**Directions for this task**
Go through the material and pull out every line with the string "structured" in it.

**Records that describe figures**

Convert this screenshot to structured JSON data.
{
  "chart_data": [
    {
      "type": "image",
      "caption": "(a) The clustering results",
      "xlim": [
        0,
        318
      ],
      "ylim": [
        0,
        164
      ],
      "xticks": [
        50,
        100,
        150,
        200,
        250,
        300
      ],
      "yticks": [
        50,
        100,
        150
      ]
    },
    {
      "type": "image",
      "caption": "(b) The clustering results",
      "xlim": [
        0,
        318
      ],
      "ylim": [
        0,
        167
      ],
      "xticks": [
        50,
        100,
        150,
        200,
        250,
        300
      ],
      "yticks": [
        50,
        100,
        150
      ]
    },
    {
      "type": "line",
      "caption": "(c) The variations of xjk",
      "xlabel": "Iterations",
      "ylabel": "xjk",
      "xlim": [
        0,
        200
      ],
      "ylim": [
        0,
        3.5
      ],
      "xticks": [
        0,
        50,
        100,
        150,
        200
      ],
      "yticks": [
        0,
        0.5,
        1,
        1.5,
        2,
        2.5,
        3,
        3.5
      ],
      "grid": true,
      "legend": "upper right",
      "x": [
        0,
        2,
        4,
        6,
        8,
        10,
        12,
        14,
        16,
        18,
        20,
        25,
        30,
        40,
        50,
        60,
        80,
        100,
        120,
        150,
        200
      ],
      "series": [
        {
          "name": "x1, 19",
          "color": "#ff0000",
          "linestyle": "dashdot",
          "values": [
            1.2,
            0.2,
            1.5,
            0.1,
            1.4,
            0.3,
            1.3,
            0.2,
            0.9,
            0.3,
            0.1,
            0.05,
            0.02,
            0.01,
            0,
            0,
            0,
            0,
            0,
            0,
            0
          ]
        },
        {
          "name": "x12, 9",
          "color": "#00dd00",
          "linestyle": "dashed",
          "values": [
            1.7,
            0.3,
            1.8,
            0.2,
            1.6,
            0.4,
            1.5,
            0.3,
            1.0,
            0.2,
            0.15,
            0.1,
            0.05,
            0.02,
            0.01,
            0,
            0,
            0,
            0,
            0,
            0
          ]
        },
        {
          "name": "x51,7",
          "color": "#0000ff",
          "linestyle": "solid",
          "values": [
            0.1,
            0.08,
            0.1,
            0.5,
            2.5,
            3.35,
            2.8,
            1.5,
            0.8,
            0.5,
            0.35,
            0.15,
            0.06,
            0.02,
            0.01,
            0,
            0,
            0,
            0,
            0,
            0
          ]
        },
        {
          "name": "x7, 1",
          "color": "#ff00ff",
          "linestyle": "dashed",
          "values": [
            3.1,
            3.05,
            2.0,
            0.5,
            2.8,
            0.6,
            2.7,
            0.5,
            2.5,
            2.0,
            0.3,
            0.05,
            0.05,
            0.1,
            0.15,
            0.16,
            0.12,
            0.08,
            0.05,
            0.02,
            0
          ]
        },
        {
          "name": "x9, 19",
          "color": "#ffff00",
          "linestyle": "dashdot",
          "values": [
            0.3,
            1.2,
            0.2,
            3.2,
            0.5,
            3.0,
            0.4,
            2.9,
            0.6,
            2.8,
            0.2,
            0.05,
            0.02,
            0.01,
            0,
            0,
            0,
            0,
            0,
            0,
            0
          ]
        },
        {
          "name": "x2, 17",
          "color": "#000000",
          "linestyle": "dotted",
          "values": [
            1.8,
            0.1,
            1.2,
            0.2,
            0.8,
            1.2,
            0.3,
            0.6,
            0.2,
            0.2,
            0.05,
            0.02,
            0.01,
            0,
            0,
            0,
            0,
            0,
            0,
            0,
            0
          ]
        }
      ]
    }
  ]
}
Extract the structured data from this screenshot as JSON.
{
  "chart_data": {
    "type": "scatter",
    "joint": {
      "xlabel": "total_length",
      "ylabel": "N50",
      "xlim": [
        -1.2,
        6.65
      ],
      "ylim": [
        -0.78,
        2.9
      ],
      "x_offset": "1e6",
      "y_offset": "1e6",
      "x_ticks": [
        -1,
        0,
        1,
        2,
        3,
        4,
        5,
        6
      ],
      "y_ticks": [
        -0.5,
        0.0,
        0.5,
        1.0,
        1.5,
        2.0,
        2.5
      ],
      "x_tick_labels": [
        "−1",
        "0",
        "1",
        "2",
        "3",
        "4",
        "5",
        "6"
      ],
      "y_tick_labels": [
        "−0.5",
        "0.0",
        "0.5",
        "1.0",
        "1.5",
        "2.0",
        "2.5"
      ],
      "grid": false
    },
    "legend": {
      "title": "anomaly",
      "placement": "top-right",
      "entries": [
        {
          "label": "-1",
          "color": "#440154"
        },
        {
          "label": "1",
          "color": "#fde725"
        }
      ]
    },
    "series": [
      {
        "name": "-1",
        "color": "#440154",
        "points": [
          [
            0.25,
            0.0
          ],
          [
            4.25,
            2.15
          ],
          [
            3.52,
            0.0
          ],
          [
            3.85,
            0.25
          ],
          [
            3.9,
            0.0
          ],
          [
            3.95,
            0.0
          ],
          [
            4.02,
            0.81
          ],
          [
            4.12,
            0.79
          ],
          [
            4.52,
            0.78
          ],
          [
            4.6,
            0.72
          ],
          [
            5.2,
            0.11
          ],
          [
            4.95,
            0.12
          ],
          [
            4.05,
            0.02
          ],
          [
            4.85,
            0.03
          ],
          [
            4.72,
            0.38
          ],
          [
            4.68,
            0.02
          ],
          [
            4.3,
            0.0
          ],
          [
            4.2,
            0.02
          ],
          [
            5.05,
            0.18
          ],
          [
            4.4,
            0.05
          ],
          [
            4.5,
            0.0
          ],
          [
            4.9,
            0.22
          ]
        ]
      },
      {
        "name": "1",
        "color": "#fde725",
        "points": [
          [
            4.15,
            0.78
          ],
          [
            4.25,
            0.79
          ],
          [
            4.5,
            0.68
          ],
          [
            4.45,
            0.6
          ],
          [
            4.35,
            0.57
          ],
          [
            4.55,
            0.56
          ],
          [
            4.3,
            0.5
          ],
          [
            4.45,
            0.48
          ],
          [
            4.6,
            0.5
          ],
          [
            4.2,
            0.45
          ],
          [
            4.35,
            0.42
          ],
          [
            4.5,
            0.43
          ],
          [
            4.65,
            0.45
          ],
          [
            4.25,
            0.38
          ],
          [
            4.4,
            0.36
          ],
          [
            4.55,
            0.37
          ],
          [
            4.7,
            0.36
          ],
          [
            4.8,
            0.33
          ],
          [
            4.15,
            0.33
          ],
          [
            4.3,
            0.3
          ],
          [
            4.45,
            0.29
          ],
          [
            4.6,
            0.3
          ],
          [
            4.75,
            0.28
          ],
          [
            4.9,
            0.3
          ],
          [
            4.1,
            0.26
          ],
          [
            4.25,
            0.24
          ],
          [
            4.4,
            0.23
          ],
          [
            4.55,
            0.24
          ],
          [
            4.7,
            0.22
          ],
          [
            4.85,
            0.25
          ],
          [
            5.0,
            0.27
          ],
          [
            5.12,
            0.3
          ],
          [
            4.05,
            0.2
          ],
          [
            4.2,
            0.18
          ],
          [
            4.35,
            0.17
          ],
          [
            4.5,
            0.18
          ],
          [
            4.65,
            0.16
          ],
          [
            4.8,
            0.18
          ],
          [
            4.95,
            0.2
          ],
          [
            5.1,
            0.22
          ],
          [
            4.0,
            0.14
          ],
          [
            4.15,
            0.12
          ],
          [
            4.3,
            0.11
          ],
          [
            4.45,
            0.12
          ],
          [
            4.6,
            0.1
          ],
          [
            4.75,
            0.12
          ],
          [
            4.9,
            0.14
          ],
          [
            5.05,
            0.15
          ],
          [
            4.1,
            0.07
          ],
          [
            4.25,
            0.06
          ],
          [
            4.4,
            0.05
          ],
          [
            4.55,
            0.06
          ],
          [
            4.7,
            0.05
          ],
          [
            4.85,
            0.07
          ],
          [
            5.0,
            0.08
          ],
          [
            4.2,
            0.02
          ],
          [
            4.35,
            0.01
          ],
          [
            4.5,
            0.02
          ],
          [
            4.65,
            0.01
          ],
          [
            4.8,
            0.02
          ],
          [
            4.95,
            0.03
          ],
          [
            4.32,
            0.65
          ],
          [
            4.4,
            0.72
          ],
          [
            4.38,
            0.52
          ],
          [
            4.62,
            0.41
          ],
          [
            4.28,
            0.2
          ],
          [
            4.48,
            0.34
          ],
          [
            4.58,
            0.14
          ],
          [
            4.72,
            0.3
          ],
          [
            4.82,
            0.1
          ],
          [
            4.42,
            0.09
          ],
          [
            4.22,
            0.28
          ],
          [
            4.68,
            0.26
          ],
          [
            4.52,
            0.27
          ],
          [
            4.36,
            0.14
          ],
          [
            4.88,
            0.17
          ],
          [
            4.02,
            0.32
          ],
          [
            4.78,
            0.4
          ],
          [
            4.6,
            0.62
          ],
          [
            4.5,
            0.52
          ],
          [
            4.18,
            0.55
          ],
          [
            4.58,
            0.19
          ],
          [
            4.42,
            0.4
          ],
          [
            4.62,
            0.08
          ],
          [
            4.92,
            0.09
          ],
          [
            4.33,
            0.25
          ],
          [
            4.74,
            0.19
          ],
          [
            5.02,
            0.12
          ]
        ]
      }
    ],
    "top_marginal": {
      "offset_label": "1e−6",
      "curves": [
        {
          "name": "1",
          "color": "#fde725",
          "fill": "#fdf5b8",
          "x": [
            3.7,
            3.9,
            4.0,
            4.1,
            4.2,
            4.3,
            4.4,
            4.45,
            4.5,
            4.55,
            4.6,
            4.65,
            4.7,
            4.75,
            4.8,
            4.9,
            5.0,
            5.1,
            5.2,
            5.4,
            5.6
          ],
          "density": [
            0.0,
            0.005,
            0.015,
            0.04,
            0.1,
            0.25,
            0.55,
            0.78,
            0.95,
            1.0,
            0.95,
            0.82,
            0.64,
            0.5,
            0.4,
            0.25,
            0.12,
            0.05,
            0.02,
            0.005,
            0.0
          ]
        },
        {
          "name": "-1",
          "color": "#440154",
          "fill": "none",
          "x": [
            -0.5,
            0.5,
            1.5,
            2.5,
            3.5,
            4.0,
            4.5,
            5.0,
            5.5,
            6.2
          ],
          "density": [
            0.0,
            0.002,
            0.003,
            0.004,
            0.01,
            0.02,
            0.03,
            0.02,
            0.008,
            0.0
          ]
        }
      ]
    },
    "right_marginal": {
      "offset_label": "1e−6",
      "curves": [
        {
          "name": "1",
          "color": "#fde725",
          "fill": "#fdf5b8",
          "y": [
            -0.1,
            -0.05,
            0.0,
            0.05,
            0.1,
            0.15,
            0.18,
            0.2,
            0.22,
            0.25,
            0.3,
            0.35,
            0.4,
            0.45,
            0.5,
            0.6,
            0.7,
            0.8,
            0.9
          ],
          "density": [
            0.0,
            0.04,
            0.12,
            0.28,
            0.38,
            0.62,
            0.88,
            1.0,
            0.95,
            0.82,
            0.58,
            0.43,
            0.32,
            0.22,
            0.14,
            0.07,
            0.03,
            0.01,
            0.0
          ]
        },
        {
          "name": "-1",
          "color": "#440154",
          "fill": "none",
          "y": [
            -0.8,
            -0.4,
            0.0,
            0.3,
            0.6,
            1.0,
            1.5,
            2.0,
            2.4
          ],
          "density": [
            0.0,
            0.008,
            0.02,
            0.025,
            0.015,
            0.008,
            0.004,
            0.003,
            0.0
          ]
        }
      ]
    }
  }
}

**Answer for the task**
Convert this screenshot to structured JSON data.
Extract the structured data from this screenshot as JSON.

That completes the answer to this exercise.